**WRITTEN REQUEST**
Restate, word for word, every line of the data.

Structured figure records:
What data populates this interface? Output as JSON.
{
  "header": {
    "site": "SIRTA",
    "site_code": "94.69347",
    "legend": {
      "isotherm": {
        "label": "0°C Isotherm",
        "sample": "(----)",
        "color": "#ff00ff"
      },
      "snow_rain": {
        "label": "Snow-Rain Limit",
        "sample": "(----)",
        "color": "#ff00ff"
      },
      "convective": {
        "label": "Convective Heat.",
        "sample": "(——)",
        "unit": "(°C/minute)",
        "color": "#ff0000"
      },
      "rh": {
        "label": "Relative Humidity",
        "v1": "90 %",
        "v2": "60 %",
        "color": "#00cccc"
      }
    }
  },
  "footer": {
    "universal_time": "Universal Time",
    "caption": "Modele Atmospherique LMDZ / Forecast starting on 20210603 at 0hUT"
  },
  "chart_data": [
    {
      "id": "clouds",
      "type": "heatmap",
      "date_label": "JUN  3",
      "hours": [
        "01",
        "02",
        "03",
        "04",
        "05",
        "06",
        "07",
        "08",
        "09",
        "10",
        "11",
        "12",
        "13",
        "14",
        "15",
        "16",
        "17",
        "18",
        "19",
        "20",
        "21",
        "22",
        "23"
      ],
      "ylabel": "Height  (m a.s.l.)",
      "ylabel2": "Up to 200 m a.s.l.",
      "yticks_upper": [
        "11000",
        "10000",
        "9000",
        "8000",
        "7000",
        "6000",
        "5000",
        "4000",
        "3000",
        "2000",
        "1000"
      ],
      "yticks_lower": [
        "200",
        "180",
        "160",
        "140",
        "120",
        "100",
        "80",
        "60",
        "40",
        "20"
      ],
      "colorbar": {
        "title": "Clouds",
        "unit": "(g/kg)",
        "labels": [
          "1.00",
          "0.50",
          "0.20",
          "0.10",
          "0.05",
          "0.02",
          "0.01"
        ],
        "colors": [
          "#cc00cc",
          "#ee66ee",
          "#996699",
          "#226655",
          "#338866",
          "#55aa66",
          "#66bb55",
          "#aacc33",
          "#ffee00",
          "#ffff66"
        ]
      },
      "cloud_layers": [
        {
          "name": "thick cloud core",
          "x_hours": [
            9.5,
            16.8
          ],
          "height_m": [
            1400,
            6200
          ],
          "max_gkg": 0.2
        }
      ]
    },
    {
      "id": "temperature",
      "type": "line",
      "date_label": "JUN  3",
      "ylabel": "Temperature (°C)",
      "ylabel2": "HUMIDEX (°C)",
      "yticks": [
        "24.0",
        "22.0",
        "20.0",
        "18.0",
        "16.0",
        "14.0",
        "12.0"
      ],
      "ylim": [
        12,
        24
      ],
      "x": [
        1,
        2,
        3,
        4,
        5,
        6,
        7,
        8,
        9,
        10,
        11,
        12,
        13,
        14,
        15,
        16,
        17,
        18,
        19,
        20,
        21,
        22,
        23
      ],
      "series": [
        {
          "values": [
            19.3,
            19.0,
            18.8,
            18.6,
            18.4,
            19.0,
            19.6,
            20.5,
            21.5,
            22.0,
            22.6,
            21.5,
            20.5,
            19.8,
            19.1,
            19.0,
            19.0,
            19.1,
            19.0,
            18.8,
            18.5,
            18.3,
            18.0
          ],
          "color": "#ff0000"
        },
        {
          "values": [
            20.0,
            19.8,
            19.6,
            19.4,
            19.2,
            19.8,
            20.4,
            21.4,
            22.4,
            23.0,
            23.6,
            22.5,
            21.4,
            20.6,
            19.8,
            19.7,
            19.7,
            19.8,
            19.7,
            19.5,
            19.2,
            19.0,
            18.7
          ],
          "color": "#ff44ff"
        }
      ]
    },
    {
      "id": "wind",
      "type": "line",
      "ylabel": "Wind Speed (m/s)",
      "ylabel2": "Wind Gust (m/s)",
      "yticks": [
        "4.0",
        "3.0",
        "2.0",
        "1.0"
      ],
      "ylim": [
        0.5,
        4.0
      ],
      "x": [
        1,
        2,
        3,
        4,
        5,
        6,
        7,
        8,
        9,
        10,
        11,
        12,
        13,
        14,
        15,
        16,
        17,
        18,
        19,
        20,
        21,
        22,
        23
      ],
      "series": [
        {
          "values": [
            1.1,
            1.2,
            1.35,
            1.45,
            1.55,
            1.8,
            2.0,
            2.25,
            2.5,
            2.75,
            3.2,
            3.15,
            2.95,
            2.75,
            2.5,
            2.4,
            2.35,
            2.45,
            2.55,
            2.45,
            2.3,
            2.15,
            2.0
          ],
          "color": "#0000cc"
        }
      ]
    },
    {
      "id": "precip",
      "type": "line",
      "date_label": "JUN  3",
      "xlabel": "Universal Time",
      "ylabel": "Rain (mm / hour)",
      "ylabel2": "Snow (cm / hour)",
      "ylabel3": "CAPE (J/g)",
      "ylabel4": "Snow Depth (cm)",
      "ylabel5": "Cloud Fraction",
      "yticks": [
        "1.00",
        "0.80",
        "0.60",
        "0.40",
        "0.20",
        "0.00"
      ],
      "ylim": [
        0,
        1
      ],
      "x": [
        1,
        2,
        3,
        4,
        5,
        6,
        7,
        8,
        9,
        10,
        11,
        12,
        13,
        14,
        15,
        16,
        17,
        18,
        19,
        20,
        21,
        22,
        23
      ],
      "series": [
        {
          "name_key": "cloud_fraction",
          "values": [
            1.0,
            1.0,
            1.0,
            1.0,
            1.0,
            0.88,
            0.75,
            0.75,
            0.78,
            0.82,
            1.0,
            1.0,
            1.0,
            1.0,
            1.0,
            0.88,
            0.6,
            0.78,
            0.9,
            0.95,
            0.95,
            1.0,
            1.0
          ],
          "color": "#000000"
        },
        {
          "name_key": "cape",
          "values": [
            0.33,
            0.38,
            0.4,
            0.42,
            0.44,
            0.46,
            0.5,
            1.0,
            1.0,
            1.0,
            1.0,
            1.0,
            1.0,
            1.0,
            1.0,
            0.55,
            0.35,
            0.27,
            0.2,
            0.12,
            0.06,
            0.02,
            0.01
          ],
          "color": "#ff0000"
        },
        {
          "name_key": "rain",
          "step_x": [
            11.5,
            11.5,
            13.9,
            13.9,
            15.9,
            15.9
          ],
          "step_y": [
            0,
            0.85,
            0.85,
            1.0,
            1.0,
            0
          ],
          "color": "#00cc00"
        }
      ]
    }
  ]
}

**OUTPUT**
What data populates this interface? Output as JSON.
{
  "header": {
    "site": "SIRTA",
    "site_code": "94.69347",
    "legend": {
      "isotherm": {
        "label": "0°C Isotherm",
        "sample": "(----)",
        "color": "#ff00ff"
      },
      "snow_rain": {
        "label": "Snow-Rain Limit",
        "sample": "(----)",
        "color": "#ff00ff"
      },
      "convective": {
        "label": "Convective Heat.",
        "sample": "(——)",
        "unit": "(°C/minute)",
        "color": "#ff0000"
      },
      "rh": {
        "label": "Relative Humidity",
        "v1": "90 %",
        "v2": "60 %",
        "color": "#00cccc"
      }
    }
  },
  "footer": {
    "universal_time": "Universal Time",
    "caption": "Modele Atmospherique LMDZ / Forecast starting on 20210603 at 0hUT"
  },
  "chart_data": [
    {
      "id": "clouds",
      "type": "heatmap",
      "date_label": "JUN  3",
      "hours": [
        "01",
        "02",
        "03",
        "04",
        "05",
        "06",
        "07",
        "08",
        "09",
        "10",
        "11",
        "12",
        "13",
        "14",
        "15",
        "16",
        "17",
        "18",
        "19",
        "20",
        "21",
        "22",
        "23"
      ],
      "ylabel": "Height  (m a.s.l.)",
      "ylabel2": "Up to 200 m a.s.l.",
      "yticks_upper": [
        "11000",
        "10000",
        "9000",
        "8000",
        "7000",
        "6000",
        "5000",
        "4000",
        "3000",
        "2000",
        "1000"
      ],
      "yticks_lower": [
        "200",
        "180",
        "160",
        "140",
        "120",
        "100",
        "80",
        "60",
        "40",
        "20"
      ],
      "colorbar": {
        "title": "Clouds",
        "unit": "(g/kg)",
        "labels": [
          "1.00",
          "0.50",
          "0.20",
          "0.10",
          "0.05",
          "0.02",
          "0.01"
        ],
        "colors": [
          "#cc00cc",
          "#ee66ee",
          "#996699",
          "#226655",
          "#338866",
          "#55aa66",
          "#66bb55",
          "#aacc33",
          "#ffee00",
          "#ffff66"
        ]
      },
      "cloud_layers": [
        {
          "name": "thick cloud core",
          "x_hours": [
            9.5,
            16.8
          ],
          "height_m": [
            1400,
            6200
          ],
          "max_gkg": 0.2
        }
      ]
    },
    {
      "id": "temperature",
      "type": "line",
      "date_label": "JUN  3",
      "ylabel": "Temperature (°C)",
      "ylabel2": "HUMIDEX (°C)",
      "yticks": [
        "24.0",
        "22.0",
        "20.0",
        "18.0",
        "16.0",
        "14.0",
        "12.0"
      ],
      "ylim": [
        12,
        24
      ],
      "x": [
        1,
        2,
        3,
        4,
        5,
        6,
        7,
        8,
        9,
        10,
        11,
        12,
        13,
        14,
        15,
        16,
        17,
        18,
        19,
        20,
        21,
        22,
        23
      ],
      "series": [
        {
          "values": [
            19.3,
            19.0,
            18.8,
            18.6,
            18.4,
            19.0,
            19.6,
            20.5,
            21.5,
            22.0,
            22.6,
            21.5,
            20.5,
            19.8,
            19.1,
            19.0,
            19.0,
            19.1,
            19.0,
            18.8,
            18.5,
            18.3,
            18.0
          ],
          "color": "#ff0000"
        },
        {
          "values": [
            20.0,
            19.8,
            19.6,
            19.4,
            19.2,
            19.8,
            20.4,
            21.4,
            22.4,
            23.0,
            23.6,
            22.5,
            21.4,
            20.6,
            19.8,
            19.7,
            19.7,
            19.8,
            19.7,
            19.5,
            19.2,
            19.0,
            18.7
          ],
          "color": "#ff44ff"
        }
      ]
    },
    {
      "id": "wind",
      "type": "line",
      "ylabel": "Wind Speed (m/s)",
      "ylabel2": "Wind Gust (m/s)",
      "yticks": [
        "4.0",
        "3.0",
        "2.0",
        "1.0"
      ],
      "ylim": [
        0.5,
        4.0
      ],
      "x": [
        1,
        2,
        3,
        4,
        5,
        6,
        7,
        8,
        9,
        10,
        11,
        12,
        13,
        14,
        15,
        16,
        17,
        18,
        19,
        20,
        21,
        22,
        23
      ],
      "series": [
        {
          "values": [
            1.1,
            1.2,
            1.35,
            1.45,
            1.55,
            1.8,
            2.0,
            2.25,
            2.5,
            2.75,
            3.2,
            3.15,
            2.95,
            2.75,
            2.5,
            2.4,
            2.35,
            2.45,
            2.55,
            2.45,
            2.3,
            2.15,
            2.0
          ],
          "color": "#0000cc"
        }
      ]
    },
    {
      "id": "precip",
      "type": "line",
      "date_label": "JUN  3",
      "xlabel": "Universal Time",
      "ylabel": "Rain (mm / hour)",
      "ylabel2": "Snow (cm / hour)",
      "ylabel3": "CAPE (J/g)",
      "ylabel4": "Snow Depth (cm)",
      "ylabel5": "Cloud Fraction",
      "yticks": [
        "1.00",
        "0.80",
        "0.60",
        "0.40",
        "0.20",
        "0.00"
      ],
      "ylim": [
        0,
        1
      ],
      "x": [
        1,
        2,
        3,
        4,
        5,
        6,
        7,
        8,
        9,
        10,
        11,
        12,
        13,
        14,
        15,
        16,
        17,
        18,
        19,
        20,
        21,
        22,
        23
      ],
      "series": [
        {
          "name_key": "cloud_fraction",
          "values": [
            1.0,
            1.0,
            1.0,
            1.0,
            1.0,
            0.88,
            0.75,
            0.75,
            0.78,
            0.82,
            1.0,
            1.0,
            1.0,
            1.0,
            1.0,
            0.88,
            0.6,
            0.78,
            0.9,
            0.95,
            0.95,
            1.0,
            1.0
          ],
          "color": "#000000"
        },
        {
          "name_key": "cape",
          "values": [
            0.33,
            0.38,
            0.4,
            0.42,
            0.44,
            0.46,
            0.5,
            1.0,
            1.0,
            1.0,
            1.0,
            1.0,
            1.0,
            1.0,
            1.0,
            0.55,
            0.35,
            0.27,
            0.2,
            0.12,
            0.06,
            0.02,
            0.01
          ],
          "color": "#ff0000"
        },
        {
          "name_key": "rain",
          "step_x": [
            11.5,
            11.5,
            13.9,
            13.9,
            15.9,
            15.9
          ],
          "step_y": [
            0,
            0.85,
            0.85,
            1.0,
            1.0,
            0
          ],
          "color": "#00cc00"
        }
      ]
    }
  ]
}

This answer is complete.